What you will do
Repeat the material exactly as it appears.

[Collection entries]
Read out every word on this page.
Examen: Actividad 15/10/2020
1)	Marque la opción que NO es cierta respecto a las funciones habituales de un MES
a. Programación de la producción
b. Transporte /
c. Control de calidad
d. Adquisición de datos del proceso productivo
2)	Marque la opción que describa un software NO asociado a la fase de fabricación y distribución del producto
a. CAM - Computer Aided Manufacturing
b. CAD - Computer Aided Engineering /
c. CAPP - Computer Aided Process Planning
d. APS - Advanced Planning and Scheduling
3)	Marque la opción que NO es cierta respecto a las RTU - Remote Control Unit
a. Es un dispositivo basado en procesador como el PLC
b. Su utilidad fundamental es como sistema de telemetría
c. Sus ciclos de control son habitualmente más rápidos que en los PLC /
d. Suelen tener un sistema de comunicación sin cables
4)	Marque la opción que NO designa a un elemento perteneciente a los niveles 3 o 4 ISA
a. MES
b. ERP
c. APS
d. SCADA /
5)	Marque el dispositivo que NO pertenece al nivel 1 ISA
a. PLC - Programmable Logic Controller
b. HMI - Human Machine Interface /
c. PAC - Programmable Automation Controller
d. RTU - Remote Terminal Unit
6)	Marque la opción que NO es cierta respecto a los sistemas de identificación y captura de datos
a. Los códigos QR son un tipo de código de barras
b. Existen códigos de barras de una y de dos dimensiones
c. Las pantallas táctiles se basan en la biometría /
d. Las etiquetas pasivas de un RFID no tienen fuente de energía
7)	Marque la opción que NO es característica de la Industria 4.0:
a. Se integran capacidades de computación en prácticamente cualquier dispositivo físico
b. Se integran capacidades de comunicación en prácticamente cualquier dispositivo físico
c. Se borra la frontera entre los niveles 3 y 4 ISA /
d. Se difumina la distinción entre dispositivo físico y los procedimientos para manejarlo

Reply
Read out every word on this page.
Examen: Actividad 15/10/2020
1)	Marque la opción que NO es cierta respecto a las funciones habituales de un MES
a. Programación de la producción
b. Transporte /
c. Control de calidad
d. Adquisición de datos del proceso productivo
2)	Marque la opción que describa un software NO asociado a la fase de fabricación y distribución del producto
a. CAM - Computer Aided Manufacturing
b. CAD - Computer Aided Engineering /
c. CAPP - Computer Aided Process Planning
d. APS - Advanced Planning and Scheduling
3)	Marque la opción que NO es cierta respecto a las RTU - Remote Control Unit
a. Es un dispositivo basado en procesador como el PLC
b. Su utilidad fundamental es como sistema de telemetría
c. Sus ciclos de control son habitualmente más rápidos que en los PLC /
d. Suelen tener un sistema de comunicación sin cables
4)	Marque la opción que NO designa a un elemento perteneciente a los niveles 3 o 4 ISA
a. MES
b. ERP
c. APS
d. SCADA /
5)	Marque el dispositivo que NO pertenece al nivel 1 ISA
a. PLC - Programmable Logic Controller
b. HMI - Human Machine Interface /
c. PAC - Programmable Automation Controller
d. RTU - Remote Terminal Unit
6)	Marque la opción que NO es cierta respecto a los sistemas de identificación y captura de datos
a. Los códigos QR son un tipo de código de barras
b. Existen códigos de barras de una y de dos dimensiones
c. Las pantallas táctiles se basan en la biometría /
d. Las etiquetas pasivas de un RFID no tienen fuente de energía
7)	Marque la opción que NO es característica de la Industria 4.0:
a. Se integran capacidades de computación en prácticamente cualquier dispositivo físico
b. Se integran capacidades de comunicación en prácticamente cualquier dispositivo físico
c. Se borra la frontera entre los niveles 3 y 4 ISA /
d. Se difumina la distinción entre dispositivo físico y los procedimientos para manejarlo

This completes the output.